··· Stored data
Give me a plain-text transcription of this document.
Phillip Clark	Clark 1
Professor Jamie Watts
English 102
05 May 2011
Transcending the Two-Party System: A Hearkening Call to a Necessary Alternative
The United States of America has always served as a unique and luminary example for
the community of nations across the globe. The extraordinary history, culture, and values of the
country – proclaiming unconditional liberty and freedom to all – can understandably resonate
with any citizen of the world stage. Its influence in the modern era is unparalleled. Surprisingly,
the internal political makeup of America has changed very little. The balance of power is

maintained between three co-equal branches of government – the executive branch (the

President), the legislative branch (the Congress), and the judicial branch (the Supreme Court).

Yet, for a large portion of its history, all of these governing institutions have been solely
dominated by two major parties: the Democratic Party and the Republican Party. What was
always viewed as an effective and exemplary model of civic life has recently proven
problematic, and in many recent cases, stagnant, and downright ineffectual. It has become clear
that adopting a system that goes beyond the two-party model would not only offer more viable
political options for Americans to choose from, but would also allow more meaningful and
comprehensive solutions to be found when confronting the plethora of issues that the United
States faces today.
······
» **Work to be completed**: Copy out the full set of records precisely, leaving nothing out.

» **Solution**:
Give me a plain-text transcription of this document.
Phillip Clark	Clark 1
Professor Jamie Watts
English 102
05 May 2011
Transcending the Two-Party System: A Hearkening Call to a Necessary Alternative
The United States of America has always served as a unique and luminary example for
the community of nations across the globe. The extraordinary history, culture, and values of the
country – proclaiming unconditional liberty and freedom to all – can understandably resonate
with any citizen of the world stage. Its influence in the modern era is unparalleled. Surprisingly,
the internal political makeup of America has changed very little. The balance of power is

maintained between three co-equal branches of government – the executive branch (the

President), the legislative branch (the Congress), and the judicial branch (the Supreme Court).

Yet, for a large portion of its history, all of these governing institutions have been solely
dominated by two major parties: the Democratic Party and the Republican Party. What was
always viewed as an effective and exemplary model of civic life has recently proven
problematic, and in many recent cases, stagnant, and downright ineffectual. It has become clear
that adopting a system that goes beyond the two-party model would not only offer more viable
political options for Americans to choose from, but would also allow more meaningful and
comprehensive solutions to be found when confronting the plethora of issues that the United
States faces today.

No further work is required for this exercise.